**TEXTAUSZUG:**
+++

Jetzt bist du bei deinem Herzensverein gelandet und spielst bald vor 17‘000 Leuten. Klingt gut oder?

„Sehr gut, ja. Ich freue mich extrem!“

Was hat dich dazu bewegt, beim SC Bern einen Dreijahresvertrag zu unterschreiben und welche Perspektiven wurden dir angeboten?

„Was mich dazu bewegte, waren, dass ich die Chance sah, in diesem Kult-Club zu spielen, die Fans und die ganze Organisation. Als das Angebot kam, war für mich relativ schnell klar, entweder bleibe ich in Rappi oder nehme die Chance hier in Bern wahr und habe mich für Bern entschieden. Perspektive habe ich selber, dass ich mich entwickeln will. Wir sind ein gutes Team, der Konkurrenzkampf ist gross aber das liebe ich und das macht mich am Ende des Tages auch besser.“

Wie du auch weisst hat der SC Bern letztes Jahr die Pre-Playoffs verpasst und die dritte Saison in Folge schlecht abgeschnitten. Was denkst du werden wir dieses Jahr für einen SCB sehen und wo siehst du deine Rolle?

+++

**GEGEBENE DATEN:**
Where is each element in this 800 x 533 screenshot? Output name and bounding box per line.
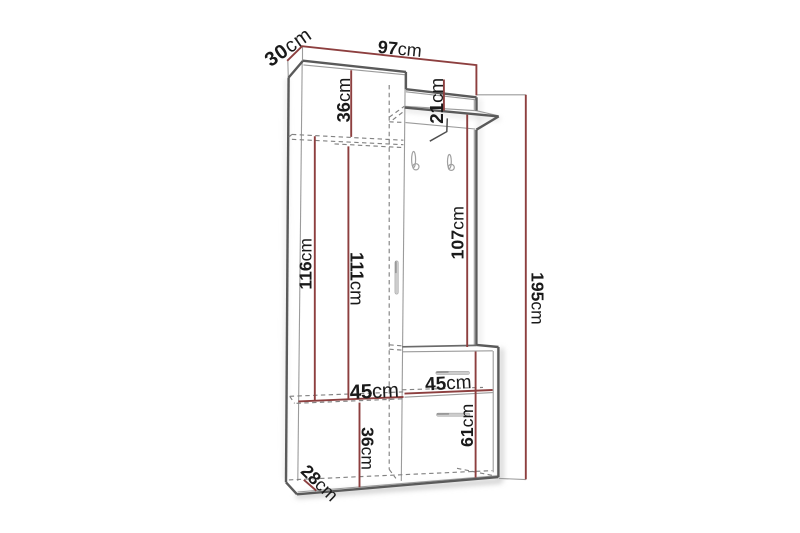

+++

**AUFGABEN:**
1 - Nenne alle Gründe, die im Interview zum Wechsel zum SC Bern für die Unterschrift beim Club angeführt werden.
2 - Fasse das Interview zum Wechsel zum SC Bern in zwei Sätzen zusammen.
3 - Führe das Interview zum Wechsel zum SC Bern im Anschluss an die zuletzt gestellte Frage weiter.

**SCHRIFTLICHE ANTWORTEN:**
1 -
- die Chance, in diesem Kult-Club zu spielen
- die Fans
- die ganze Organisation

2 - Die befragte Person hat beim SC Bern, ihrem Herzensverein, einen Dreijahresvertrag unterschrieben und freut sich darauf, bald vor 17'000 Leuten zu spielen. Ausschlaggebend waren die Chance, in diesem Kult-Club zu spielen, die Fans und die Organisation; nach der Wahl zwischen Rappi und Bern will sie sich im grossen Konkurrenzkampf weiterentwickeln.

3 -
„Wir werden mit viel Leidenschaft, mit viel Herz auftreten. Ich war jetzt nicht so viel bei der Vorbereitung dabei aber wir haben sicher ein sehr gutes Team. Ich glaube, wenn man es mit letztem Jahr vergleicht, liegt sicher mehr drin.“

Wir wünschen dir viel Erfolg und danken für das Gespräch!